- [SUPPLIED MATERIAL]:
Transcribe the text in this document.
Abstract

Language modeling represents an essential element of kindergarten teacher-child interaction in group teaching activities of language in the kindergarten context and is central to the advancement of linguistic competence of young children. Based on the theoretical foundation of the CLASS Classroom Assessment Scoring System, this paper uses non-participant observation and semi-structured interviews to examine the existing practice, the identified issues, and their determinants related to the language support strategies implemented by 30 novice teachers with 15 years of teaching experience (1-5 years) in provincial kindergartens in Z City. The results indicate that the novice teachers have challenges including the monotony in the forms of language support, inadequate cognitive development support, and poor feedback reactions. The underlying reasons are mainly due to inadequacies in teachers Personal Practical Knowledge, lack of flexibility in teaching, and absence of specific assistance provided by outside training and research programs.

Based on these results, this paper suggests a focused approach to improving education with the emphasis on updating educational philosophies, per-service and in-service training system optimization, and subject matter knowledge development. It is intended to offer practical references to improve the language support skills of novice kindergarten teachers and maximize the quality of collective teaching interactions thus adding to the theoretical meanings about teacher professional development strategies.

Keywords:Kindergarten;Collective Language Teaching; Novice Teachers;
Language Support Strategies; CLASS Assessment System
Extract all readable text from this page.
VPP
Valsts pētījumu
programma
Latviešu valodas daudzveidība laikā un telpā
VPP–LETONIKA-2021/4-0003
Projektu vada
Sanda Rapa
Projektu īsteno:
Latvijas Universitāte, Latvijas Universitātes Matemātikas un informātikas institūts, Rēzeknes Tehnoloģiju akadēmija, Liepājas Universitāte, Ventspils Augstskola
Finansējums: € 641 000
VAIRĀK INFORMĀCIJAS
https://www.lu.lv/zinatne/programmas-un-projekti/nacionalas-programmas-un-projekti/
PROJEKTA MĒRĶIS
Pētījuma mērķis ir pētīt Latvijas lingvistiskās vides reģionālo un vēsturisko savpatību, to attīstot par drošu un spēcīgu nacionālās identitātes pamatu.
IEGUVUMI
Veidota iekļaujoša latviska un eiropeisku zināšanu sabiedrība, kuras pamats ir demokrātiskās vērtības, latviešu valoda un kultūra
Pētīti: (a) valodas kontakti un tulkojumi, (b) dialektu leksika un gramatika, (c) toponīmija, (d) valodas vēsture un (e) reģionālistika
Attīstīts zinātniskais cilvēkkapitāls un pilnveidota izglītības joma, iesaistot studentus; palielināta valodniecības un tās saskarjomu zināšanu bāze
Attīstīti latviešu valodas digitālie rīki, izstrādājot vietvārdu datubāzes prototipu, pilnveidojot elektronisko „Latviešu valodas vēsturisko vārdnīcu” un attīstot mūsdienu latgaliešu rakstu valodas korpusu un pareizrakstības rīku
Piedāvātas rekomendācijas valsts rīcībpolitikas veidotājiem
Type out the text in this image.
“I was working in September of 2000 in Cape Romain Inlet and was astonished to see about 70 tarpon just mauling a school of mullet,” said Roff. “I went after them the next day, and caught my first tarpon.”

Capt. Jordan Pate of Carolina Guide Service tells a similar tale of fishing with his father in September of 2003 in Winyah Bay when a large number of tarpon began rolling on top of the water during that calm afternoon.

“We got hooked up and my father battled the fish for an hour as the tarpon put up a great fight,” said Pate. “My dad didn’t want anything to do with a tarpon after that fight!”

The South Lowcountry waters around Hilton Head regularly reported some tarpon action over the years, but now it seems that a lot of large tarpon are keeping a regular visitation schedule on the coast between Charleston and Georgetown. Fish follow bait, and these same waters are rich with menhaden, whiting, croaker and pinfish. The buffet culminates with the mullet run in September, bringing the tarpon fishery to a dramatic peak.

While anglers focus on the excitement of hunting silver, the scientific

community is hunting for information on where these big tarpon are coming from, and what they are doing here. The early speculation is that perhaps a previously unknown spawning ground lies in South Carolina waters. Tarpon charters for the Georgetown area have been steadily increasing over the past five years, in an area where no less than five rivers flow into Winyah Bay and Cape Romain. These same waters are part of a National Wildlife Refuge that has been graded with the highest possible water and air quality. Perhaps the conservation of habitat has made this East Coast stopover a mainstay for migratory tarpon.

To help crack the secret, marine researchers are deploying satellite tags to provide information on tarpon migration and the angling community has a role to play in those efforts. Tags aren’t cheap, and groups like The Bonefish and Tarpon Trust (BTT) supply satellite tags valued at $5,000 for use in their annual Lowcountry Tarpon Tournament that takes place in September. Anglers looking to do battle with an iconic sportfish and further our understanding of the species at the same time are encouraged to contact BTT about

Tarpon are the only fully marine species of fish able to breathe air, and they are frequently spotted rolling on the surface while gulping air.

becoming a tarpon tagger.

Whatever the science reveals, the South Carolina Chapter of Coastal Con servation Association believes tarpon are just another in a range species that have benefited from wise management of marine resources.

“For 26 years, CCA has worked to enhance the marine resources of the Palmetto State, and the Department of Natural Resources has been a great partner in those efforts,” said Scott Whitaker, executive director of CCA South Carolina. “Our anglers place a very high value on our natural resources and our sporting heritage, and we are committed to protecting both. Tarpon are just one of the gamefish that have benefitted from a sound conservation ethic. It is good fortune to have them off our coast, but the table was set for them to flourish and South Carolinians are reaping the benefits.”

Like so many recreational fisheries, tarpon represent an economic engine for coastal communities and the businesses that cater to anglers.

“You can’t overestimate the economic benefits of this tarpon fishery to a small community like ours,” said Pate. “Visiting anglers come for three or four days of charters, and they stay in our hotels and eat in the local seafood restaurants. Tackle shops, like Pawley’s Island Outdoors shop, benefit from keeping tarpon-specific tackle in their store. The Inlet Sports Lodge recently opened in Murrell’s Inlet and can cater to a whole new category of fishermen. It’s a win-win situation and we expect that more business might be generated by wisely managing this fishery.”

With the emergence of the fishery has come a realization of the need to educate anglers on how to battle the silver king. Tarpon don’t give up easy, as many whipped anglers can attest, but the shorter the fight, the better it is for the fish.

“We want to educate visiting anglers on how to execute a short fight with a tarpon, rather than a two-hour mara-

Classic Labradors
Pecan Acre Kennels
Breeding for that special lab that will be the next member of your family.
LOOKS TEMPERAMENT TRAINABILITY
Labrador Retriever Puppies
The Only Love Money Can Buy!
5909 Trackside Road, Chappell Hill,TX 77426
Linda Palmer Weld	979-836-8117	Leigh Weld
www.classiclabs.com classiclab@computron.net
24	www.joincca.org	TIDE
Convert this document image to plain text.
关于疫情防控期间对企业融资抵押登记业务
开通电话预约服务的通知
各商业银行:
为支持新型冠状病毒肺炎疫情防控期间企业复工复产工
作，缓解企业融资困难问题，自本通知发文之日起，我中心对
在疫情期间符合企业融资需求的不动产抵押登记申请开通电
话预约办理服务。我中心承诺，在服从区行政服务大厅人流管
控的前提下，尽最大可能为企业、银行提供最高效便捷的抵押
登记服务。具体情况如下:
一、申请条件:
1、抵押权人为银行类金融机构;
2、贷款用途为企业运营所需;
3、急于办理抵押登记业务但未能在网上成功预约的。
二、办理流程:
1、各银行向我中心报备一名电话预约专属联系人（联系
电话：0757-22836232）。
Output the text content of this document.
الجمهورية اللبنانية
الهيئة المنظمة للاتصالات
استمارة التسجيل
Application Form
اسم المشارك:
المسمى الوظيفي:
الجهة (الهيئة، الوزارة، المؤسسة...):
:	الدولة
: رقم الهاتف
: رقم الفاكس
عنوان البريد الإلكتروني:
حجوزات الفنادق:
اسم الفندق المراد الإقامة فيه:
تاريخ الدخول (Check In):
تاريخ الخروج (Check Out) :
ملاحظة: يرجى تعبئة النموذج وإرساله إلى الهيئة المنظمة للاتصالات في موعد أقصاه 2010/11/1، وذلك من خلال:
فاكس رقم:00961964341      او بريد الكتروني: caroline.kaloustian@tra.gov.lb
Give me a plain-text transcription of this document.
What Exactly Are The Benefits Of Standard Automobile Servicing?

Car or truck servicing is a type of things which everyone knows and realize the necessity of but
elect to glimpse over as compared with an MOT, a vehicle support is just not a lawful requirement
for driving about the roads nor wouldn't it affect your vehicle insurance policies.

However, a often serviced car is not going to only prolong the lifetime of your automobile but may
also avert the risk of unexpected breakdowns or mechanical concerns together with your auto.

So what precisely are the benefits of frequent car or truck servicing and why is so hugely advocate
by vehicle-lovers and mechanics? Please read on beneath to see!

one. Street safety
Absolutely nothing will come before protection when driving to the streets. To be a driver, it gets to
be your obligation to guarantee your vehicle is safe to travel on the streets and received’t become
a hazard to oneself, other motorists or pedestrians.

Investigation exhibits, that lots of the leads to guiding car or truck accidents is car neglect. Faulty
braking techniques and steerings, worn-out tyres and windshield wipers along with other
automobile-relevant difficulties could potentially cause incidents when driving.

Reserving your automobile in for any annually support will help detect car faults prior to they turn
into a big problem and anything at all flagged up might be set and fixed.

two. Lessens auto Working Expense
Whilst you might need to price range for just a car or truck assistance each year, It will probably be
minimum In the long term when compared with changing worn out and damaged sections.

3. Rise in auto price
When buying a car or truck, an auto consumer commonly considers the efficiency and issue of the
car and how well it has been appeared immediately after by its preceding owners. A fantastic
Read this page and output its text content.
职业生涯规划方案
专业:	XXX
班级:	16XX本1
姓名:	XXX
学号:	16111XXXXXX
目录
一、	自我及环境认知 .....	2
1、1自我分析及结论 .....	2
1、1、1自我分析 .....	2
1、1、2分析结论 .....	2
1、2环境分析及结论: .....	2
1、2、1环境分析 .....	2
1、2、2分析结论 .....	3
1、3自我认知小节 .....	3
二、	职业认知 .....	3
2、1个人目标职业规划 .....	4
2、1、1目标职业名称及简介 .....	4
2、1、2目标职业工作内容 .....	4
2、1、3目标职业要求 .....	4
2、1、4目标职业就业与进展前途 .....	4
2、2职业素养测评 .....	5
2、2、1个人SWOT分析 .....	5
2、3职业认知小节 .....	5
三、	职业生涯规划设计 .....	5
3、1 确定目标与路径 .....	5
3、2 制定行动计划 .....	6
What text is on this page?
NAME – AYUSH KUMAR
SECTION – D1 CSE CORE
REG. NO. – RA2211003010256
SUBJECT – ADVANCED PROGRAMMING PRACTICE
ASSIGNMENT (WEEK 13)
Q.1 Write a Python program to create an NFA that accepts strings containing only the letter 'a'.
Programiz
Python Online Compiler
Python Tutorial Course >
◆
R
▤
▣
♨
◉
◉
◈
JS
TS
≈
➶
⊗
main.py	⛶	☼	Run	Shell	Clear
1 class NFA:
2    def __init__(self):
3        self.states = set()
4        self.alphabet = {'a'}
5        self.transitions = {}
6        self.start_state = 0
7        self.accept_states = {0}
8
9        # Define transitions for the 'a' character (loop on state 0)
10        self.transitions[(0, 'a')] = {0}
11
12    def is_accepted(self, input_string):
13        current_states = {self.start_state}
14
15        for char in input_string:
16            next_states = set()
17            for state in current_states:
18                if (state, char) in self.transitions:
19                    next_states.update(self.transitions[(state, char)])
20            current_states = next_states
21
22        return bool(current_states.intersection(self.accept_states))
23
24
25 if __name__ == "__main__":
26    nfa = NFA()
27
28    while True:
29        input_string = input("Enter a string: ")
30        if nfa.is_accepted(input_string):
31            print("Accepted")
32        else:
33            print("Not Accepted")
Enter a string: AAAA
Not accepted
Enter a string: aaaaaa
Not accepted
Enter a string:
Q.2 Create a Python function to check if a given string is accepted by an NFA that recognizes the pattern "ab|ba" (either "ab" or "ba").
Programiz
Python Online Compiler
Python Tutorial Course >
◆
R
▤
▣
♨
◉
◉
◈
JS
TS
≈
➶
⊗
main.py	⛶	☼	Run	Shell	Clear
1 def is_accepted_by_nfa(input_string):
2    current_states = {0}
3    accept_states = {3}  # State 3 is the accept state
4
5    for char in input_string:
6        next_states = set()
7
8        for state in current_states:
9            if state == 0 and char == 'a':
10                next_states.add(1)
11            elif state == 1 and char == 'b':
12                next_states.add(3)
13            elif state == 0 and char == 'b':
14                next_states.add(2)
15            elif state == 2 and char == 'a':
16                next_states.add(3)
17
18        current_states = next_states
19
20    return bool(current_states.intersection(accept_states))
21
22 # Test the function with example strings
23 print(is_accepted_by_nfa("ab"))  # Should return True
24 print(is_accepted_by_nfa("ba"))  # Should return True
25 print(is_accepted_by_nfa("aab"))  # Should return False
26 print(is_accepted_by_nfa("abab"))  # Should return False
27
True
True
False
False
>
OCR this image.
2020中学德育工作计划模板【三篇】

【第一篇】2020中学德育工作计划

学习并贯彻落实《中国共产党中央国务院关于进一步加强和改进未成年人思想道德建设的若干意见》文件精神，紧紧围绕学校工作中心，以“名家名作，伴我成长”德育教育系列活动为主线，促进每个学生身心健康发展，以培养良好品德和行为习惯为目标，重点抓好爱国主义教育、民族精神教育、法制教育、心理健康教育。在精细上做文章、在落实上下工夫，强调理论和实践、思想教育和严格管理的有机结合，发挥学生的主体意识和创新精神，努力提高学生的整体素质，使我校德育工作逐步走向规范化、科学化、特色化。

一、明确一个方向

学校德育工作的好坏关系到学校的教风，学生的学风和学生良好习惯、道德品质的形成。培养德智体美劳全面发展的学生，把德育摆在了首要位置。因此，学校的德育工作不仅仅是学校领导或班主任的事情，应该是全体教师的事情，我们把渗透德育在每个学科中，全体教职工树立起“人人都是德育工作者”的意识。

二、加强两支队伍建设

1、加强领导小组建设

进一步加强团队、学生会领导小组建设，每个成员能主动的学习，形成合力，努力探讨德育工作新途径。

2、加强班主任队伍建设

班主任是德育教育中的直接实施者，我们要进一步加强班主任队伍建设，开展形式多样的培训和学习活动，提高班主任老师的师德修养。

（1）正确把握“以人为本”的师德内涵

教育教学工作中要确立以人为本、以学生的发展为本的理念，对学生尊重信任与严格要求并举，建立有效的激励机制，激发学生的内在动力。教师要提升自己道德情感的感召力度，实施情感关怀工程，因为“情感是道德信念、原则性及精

- [TASK TO COMPLETE]:
List every line above that holds the word "page".

- [CORRECT RESPONSE]:
Extract all readable text from this page.
Read this page and output its text content.
What text is on this page?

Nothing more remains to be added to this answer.